Data excerpts:
= = = =

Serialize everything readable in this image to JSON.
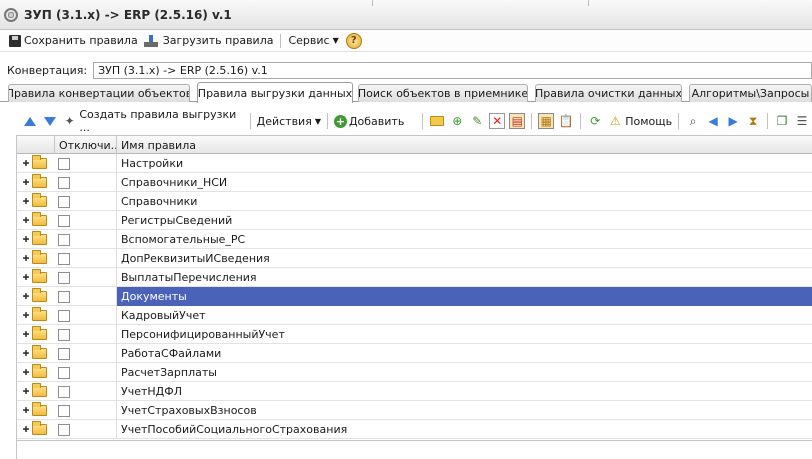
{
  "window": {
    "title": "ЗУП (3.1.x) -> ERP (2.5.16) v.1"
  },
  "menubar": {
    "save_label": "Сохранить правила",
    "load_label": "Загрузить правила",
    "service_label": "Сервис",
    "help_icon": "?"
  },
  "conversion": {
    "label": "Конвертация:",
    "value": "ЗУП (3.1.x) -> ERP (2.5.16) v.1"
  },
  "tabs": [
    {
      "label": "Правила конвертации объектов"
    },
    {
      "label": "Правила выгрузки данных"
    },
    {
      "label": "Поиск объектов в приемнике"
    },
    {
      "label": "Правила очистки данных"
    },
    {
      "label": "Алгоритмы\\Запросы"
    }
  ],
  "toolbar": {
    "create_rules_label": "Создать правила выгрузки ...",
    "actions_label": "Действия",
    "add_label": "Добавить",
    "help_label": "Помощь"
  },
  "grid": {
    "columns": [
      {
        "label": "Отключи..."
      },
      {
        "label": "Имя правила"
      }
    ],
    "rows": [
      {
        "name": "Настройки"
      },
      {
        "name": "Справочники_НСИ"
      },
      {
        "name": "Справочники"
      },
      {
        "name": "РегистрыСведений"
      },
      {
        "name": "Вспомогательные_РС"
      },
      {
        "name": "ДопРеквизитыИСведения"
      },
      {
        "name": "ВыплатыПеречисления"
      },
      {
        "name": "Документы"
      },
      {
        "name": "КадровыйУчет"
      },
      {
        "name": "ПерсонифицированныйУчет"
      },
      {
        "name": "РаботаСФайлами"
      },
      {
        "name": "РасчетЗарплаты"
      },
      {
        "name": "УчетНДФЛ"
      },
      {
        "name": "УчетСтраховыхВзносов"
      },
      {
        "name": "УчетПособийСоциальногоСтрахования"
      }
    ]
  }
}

= = = =

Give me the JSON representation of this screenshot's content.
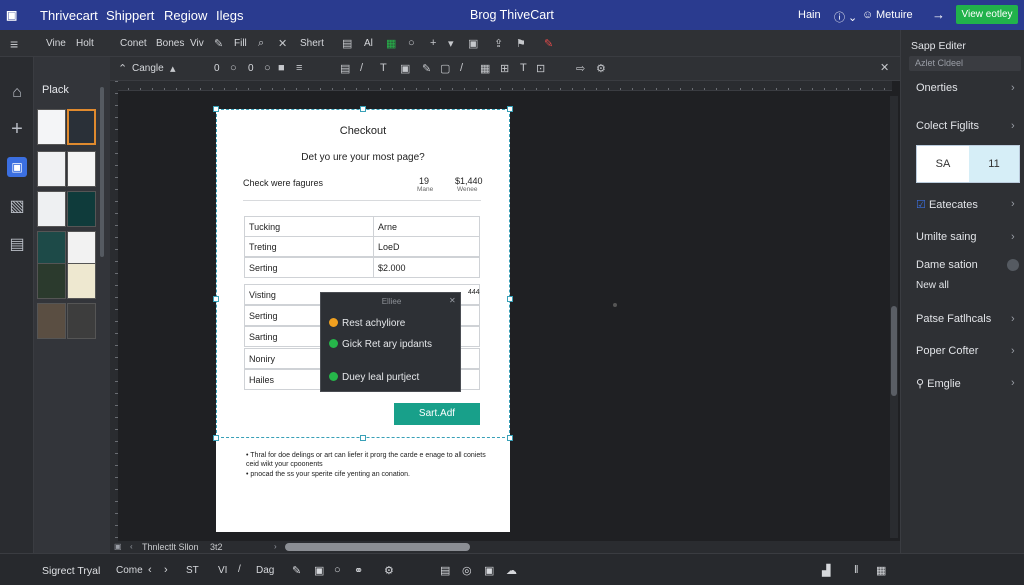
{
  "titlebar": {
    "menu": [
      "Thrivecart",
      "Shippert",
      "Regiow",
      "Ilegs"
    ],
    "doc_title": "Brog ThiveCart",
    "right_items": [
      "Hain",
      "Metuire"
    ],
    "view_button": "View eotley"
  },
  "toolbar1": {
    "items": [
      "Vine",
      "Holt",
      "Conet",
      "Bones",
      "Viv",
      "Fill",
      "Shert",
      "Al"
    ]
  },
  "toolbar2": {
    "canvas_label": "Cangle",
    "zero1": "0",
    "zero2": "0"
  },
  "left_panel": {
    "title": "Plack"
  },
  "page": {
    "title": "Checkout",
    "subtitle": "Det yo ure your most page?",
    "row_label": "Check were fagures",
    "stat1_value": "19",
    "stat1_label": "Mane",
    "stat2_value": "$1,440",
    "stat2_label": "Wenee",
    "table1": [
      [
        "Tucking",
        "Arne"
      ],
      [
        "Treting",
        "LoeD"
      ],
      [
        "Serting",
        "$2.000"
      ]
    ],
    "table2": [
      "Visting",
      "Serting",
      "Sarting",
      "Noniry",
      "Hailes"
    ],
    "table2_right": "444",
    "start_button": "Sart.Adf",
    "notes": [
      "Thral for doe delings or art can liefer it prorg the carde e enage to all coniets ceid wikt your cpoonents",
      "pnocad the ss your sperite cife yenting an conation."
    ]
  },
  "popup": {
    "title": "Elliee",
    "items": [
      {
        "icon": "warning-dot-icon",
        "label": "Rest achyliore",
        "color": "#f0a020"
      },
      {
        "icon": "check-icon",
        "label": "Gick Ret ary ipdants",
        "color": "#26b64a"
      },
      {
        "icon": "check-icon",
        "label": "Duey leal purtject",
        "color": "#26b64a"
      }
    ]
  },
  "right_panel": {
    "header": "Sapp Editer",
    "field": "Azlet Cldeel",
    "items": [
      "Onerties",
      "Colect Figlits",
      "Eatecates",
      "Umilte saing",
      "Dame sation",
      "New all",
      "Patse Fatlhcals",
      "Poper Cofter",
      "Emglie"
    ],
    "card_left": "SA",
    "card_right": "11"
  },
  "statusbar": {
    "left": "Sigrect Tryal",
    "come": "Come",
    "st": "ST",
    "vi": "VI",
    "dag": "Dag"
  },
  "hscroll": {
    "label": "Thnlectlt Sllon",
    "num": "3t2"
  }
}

= = = =

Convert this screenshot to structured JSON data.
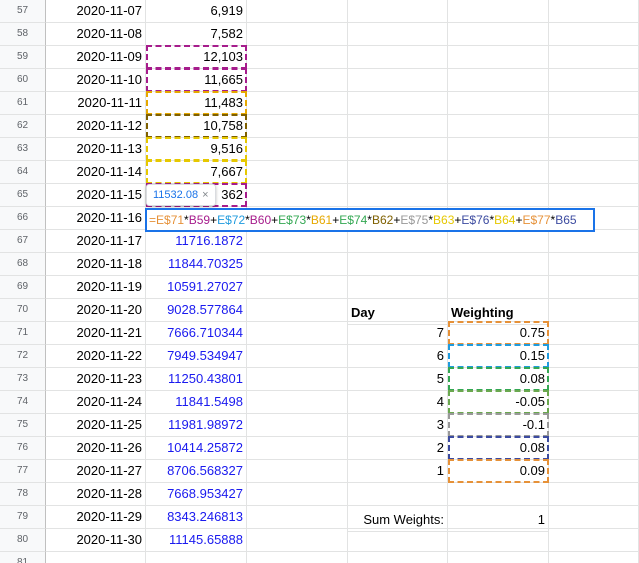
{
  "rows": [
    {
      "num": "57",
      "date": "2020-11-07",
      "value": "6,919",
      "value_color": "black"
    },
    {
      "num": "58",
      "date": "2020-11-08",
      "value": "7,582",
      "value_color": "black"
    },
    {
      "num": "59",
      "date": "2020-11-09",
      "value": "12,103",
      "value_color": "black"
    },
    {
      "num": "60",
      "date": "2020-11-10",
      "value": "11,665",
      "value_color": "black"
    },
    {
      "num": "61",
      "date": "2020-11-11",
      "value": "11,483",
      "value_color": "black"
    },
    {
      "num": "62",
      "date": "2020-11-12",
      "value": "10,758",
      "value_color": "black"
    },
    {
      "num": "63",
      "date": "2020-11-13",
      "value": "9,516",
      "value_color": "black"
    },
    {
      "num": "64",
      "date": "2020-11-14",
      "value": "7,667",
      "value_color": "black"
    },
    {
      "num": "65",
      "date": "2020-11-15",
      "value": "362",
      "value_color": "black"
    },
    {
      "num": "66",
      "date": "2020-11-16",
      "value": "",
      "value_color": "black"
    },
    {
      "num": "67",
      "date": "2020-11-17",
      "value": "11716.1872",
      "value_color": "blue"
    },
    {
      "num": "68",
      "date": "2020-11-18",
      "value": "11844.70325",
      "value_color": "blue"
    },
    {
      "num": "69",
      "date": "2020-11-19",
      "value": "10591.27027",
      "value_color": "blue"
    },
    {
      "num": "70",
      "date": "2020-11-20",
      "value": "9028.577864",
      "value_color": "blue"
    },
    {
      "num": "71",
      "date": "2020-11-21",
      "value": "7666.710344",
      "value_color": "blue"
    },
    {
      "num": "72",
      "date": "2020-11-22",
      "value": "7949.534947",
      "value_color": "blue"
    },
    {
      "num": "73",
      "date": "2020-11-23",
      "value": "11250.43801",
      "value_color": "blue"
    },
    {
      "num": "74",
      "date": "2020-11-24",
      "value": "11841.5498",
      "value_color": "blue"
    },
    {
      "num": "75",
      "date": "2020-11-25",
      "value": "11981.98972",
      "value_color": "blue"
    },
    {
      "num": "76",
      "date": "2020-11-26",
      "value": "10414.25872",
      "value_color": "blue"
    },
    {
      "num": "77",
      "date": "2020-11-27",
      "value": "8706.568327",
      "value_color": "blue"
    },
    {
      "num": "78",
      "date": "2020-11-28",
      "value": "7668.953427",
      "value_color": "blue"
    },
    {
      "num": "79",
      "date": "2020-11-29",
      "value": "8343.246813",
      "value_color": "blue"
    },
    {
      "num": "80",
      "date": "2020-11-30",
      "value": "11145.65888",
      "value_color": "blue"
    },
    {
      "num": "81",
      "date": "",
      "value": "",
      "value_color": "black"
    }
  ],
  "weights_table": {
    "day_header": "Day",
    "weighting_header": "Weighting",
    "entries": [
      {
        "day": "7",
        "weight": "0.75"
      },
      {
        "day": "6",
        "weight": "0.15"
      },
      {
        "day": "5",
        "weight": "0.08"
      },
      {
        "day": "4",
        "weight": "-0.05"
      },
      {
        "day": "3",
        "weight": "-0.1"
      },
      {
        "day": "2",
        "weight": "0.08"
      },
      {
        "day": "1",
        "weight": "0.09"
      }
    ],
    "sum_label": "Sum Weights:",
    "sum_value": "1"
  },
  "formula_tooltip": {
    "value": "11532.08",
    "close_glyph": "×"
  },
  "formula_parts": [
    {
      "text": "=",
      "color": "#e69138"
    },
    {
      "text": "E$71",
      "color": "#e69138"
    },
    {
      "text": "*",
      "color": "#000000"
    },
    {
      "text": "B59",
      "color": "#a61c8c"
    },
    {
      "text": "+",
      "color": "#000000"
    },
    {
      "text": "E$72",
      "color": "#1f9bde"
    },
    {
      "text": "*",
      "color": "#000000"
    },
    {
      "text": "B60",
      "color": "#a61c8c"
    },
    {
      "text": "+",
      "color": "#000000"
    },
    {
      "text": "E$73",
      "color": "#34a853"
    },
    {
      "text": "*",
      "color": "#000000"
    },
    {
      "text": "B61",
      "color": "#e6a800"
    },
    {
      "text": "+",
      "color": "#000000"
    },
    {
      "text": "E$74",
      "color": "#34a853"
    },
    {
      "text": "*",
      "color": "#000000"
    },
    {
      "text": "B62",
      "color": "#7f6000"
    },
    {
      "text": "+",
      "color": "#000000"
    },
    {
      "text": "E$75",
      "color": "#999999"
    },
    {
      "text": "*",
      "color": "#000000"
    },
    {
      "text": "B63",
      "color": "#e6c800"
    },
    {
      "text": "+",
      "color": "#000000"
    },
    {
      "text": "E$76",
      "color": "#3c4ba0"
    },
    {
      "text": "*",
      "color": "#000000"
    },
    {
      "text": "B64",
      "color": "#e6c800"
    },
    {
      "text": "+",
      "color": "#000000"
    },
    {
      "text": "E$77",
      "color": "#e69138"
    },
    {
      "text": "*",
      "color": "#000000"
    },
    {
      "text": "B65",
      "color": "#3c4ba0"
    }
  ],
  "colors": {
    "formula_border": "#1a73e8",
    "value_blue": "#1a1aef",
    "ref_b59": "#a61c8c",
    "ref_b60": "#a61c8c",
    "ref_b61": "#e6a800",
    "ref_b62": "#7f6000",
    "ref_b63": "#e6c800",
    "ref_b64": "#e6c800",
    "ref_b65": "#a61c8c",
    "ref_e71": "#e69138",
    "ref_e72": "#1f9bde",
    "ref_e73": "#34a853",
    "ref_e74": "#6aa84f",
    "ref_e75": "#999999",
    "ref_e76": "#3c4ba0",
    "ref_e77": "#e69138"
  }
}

= = = =

Set problem:
Gather each line of the listing that holds the string "данных".

Correct result:
      "label": "Правила выгрузки данных"
      "label": "Правила очистки данных"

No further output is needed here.